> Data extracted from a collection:
-- begin --

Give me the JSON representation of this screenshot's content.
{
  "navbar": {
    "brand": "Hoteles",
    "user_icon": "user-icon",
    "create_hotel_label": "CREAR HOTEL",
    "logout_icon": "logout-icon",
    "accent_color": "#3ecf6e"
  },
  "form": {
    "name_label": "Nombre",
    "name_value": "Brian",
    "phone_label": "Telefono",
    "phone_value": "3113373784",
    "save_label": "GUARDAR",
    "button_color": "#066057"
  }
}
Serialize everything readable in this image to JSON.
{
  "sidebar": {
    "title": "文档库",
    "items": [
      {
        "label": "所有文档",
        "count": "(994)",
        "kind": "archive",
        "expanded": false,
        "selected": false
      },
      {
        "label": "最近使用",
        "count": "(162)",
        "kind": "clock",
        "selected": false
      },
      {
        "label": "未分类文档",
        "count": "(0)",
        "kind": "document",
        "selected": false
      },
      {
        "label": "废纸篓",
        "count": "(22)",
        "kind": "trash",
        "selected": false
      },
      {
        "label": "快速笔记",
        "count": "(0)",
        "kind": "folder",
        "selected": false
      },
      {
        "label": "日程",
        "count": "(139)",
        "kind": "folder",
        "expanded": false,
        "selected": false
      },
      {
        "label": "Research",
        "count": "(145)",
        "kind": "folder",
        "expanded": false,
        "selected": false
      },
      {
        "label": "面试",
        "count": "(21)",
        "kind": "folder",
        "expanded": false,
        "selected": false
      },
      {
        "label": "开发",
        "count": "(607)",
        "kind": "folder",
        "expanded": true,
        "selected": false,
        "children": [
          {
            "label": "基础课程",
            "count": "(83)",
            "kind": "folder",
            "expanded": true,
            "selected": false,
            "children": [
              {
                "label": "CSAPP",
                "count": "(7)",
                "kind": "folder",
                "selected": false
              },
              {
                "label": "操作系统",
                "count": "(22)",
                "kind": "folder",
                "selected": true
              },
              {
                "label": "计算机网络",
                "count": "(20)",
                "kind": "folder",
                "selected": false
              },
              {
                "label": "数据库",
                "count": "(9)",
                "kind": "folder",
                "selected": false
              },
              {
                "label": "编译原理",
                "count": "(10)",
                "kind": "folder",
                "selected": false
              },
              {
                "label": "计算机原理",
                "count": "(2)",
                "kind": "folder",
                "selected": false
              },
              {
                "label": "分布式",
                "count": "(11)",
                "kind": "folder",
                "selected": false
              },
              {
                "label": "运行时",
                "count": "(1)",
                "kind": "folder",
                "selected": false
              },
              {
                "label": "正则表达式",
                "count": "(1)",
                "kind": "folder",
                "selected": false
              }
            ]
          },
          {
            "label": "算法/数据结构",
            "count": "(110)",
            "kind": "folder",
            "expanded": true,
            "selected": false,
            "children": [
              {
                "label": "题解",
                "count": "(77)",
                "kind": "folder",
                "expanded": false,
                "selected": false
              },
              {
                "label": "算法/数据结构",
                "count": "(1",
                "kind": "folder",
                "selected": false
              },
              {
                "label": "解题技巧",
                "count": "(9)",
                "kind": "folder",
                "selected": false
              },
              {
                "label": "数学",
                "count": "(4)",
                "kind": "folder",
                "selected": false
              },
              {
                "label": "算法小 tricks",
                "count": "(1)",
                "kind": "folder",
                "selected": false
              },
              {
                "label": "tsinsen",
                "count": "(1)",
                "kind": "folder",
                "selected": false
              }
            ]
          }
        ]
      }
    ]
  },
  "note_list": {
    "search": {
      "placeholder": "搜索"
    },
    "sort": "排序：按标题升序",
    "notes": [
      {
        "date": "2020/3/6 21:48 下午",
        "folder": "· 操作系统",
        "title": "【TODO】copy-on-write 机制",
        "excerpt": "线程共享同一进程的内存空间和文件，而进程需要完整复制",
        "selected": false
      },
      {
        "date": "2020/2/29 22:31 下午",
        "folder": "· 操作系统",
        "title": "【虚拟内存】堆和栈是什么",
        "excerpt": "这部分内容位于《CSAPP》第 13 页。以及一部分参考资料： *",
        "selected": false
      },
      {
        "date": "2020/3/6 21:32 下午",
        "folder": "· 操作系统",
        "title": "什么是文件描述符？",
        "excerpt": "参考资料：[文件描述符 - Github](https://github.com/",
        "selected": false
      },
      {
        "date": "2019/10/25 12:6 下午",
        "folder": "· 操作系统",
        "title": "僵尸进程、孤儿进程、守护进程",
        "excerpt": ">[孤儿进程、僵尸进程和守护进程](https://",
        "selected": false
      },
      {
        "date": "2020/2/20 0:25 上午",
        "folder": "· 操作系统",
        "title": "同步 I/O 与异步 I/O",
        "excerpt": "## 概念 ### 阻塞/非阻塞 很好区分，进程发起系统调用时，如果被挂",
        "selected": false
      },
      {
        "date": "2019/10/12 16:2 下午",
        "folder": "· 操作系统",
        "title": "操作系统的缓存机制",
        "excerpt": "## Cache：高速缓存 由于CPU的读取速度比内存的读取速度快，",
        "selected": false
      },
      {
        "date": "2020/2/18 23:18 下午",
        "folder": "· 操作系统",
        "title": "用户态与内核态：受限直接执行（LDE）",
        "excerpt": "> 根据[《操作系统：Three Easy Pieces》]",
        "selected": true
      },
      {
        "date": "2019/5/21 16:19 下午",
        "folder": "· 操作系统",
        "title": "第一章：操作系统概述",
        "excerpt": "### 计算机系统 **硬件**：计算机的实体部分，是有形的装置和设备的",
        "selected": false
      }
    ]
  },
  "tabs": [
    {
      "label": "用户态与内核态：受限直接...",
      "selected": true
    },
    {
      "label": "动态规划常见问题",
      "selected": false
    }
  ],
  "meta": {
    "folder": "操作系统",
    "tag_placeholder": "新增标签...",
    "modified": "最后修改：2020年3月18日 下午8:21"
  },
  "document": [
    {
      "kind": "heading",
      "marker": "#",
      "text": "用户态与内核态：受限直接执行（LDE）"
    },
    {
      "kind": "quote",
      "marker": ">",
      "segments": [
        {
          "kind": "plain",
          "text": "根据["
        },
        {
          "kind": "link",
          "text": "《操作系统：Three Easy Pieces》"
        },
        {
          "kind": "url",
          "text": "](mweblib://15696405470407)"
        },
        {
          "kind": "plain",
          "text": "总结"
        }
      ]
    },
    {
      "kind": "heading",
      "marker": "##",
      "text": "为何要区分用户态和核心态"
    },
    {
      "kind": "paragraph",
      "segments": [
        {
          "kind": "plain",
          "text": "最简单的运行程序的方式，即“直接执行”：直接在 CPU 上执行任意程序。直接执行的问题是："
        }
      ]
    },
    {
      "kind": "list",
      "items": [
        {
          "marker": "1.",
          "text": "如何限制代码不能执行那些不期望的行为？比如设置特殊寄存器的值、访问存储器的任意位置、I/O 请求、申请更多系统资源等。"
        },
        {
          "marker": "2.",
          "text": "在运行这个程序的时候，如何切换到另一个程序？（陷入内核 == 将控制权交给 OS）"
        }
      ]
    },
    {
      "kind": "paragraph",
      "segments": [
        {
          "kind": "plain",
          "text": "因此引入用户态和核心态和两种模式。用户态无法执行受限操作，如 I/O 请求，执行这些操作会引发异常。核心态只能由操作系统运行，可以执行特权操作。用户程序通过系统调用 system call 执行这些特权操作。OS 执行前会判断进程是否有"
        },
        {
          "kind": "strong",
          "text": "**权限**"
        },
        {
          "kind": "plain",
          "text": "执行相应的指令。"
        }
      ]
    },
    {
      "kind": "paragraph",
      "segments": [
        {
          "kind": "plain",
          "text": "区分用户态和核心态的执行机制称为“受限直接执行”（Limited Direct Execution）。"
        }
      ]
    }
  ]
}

-- end --

Set down all of the records shown above once more, exactly.

> Complete output:
Give me the JSON representation of this screenshot's content.
{
  "navbar": {
    "brand": "Hoteles",
    "user_icon": "user-icon",
    "create_hotel_label": "CREAR HOTEL",
    "logout_icon": "logout-icon",
    "accent_color": "#3ecf6e"
  },
  "form": {
    "name_label": "Nombre",
    "name_value": "Brian",
    "phone_label": "Telefono",
    "phone_value": "3113373784",
    "save_label": "GUARDAR",
    "button_color": "#066057"
  }
}
Serialize everything readable in this image to JSON.
{
  "sidebar": {
    "title": "文档库",
    "items": [
      {
        "label": "所有文档",
        "count": "(994)",
        "kind": "archive",
        "expanded": false,
        "selected": false
      },
      {
        "label": "最近使用",
        "count": "(162)",
        "kind": "clock",
        "selected": false
      },
      {
        "label": "未分类文档",
        "count": "(0)",
        "kind": "document",
        "selected": false
      },
      {
        "label": "废纸篓",
        "count": "(22)",
        "kind": "trash",
        "selected": false
      },
      {
        "label": "快速笔记",
        "count": "(0)",
        "kind": "folder",
        "selected": false
      },
      {
        "label": "日程",
        "count": "(139)",
        "kind": "folder",
        "expanded": false,
        "selected": false
      },
      {
        "label": "Research",
        "count": "(145)",
        "kind": "folder",
        "expanded": false,
        "selected": false
      },
      {
        "label": "面试",
        "count": "(21)",
        "kind": "folder",
        "expanded": false,
        "selected": false
      },
      {
        "label": "开发",
        "count": "(607)",
        "kind": "folder",
        "expanded": true,
        "selected": false,
        "children": [
          {
            "label": "基础课程",
            "count": "(83)",
            "kind": "folder",
            "expanded": true,
            "selected": false,
            "children": [
              {
                "label": "CSAPP",
                "count": "(7)",
                "kind": "folder",
                "selected": false
              },
              {
                "label": "操作系统",
                "count": "(22)",
                "kind": "folder",
                "selected": true
              },
              {
                "label": "计算机网络",
                "count": "(20)",
                "kind": "folder",
                "selected": false
              },
              {
                "label": "数据库",
                "count": "(9)",
                "kind": "folder",
                "selected": false
              },
              {
                "label": "编译原理",
                "count": "(10)",
                "kind": "folder",
                "selected": false
              },
              {
                "label": "计算机原理",
                "count": "(2)",
                "kind": "folder",
                "selected": false
              },
              {
                "label": "分布式",
                "count": "(11)",
                "kind": "folder",
                "selected": false
              },
              {
                "label": "运行时",
                "count": "(1)",
                "kind": "folder",
                "selected": false
              },
              {
                "label": "正则表达式",
                "count": "(1)",
                "kind": "folder",
                "selected": false
              }
            ]
          },
          {
            "label": "算法/数据结构",
            "count": "(110)",
            "kind": "folder",
            "expanded": true,
            "selected": false,
            "children": [
              {
                "label": "题解",
                "count": "(77)",
                "kind": "folder",
                "expanded": false,
                "selected": false
              },
              {
                "label": "算法/数据结构",
                "count": "(1",
                "kind": "folder",
                "selected": false
              },
              {
                "label": "解题技巧",
                "count": "(9)",
                "kind": "folder",
                "selected": false
              },
              {
                "label": "数学",
                "count": "(4)",
                "kind": "folder",
                "selected": false
              },
              {
                "label": "算法小 tricks",
                "count": "(1)",
                "kind": "folder",
                "selected": false
              },
              {
                "label": "tsinsen",
                "count": "(1)",
                "kind": "folder",
                "selected": false
              }
            ]
          }
        ]
      }
    ]
  },
  "note_list": {
    "search": {
      "placeholder": "搜索"
    },
    "sort": "排序：按标题升序",
    "notes": [
      {
        "date": "2020/3/6 21:48 下午",
        "folder": "· 操作系统",
        "title": "【TODO】copy-on-write 机制",
        "excerpt": "线程共享同一进程的内存空间和文件，而进程需要完整复制",
        "selected": false
      },
      {
        "date": "2020/2/29 22:31 下午",
        "folder": "· 操作系统",
        "title": "【虚拟内存】堆和栈是什么",
        "excerpt": "这部分内容位于《CSAPP》第 13 页。以及一部分参考资料： *",
        "selected": false
      },
      {
        "date": "2020/3/6 21:32 下午",
        "folder": "· 操作系统",
        "title": "什么是文件描述符？",
        "excerpt": "参考资料：[文件描述符 - Github](https://github.com/",
        "selected": false
      },
      {
        "date": "2019/10/25 12:6 下午",
        "folder": "· 操作系统",
        "title": "僵尸进程、孤儿进程、守护进程",
        "excerpt": ">[孤儿进程、僵尸进程和守护进程](https://",
        "selected": false
      },
      {
        "date": "2020/2/20 0:25 上午",
        "folder": "· 操作系统",
        "title": "同步 I/O 与异步 I/O",
        "excerpt": "## 概念 ### 阻塞/非阻塞 很好区分，进程发起系统调用时，如果被挂",
        "selected": false
      },
      {
        "date": "2019/10/12 16:2 下午",
        "folder": "· 操作系统",
        "title": "操作系统的缓存机制",
        "excerpt": "## Cache：高速缓存 由于CPU的读取速度比内存的读取速度快，",
        "selected": false
      },
      {
        "date": "2020/2/18 23:18 下午",
        "folder": "· 操作系统",
        "title": "用户态与内核态：受限直接执行（LDE）",
        "excerpt": "> 根据[《操作系统：Three Easy Pieces》]",
        "selected": true
      },
      {
        "date": "2019/5/21 16:19 下午",
        "folder": "· 操作系统",
        "title": "第一章：操作系统概述",
        "excerpt": "### 计算机系统 **硬件**：计算机的实体部分，是有形的装置和设备的",
        "selected": false
      }
    ]
  },
  "tabs": [
    {
      "label": "用户态与内核态：受限直接...",
      "selected": true
    },
    {
      "label": "动态规划常见问题",
      "selected": false
    }
  ],
  "meta": {
    "folder": "操作系统",
    "tag_placeholder": "新增标签...",
    "modified": "最后修改：2020年3月18日 下午8:21"
  },
  "document": [
    {
      "kind": "heading",
      "marker": "#",
      "text": "用户态与内核态：受限直接执行（LDE）"
    },
    {
      "kind": "quote",
      "marker": ">",
      "segments": [
        {
          "kind": "plain",
          "text": "根据["
        },
        {
          "kind": "link",
          "text": "《操作系统：Three Easy Pieces》"
        },
        {
          "kind": "url",
          "text": "](mweblib://15696405470407)"
        },
        {
          "kind": "plain",
          "text": "总结"
        }
      ]
    },
    {
      "kind": "heading",
      "marker": "##",
      "text": "为何要区分用户态和核心态"
    },
    {
      "kind": "paragraph",
      "segments": [
        {
          "kind": "plain",
          "text": "最简单的运行程序的方式，即“直接执行”：直接在 CPU 上执行任意程序。直接执行的问题是："
        }
      ]
    },
    {
      "kind": "list",
      "items": [
        {
          "marker": "1.",
          "text": "如何限制代码不能执行那些不期望的行为？比如设置特殊寄存器的值、访问存储器的任意位置、I/O 请求、申请更多系统资源等。"
        },
        {
          "marker": "2.",
          "text": "在运行这个程序的时候，如何切换到另一个程序？（陷入内核 == 将控制权交给 OS）"
        }
      ]
    },
    {
      "kind": "paragraph",
      "segments": [
        {
          "kind": "plain",
          "text": "因此引入用户态和核心态和两种模式。用户态无法执行受限操作，如 I/O 请求，执行这些操作会引发异常。核心态只能由操作系统运行，可以执行特权操作。用户程序通过系统调用 system call 执行这些特权操作。OS 执行前会判断进程是否有"
        },
        {
          "kind": "strong",
          "text": "**权限**"
        },
        {
          "kind": "plain",
          "text": "执行相应的指令。"
        }
      ]
    },
    {
      "kind": "paragraph",
      "segments": [
        {
          "kind": "plain",
          "text": "区分用户态和核心态的执行机制称为“受限直接执行”（Limited Direct Execution）。"
        }
      ]
    }
  ]
}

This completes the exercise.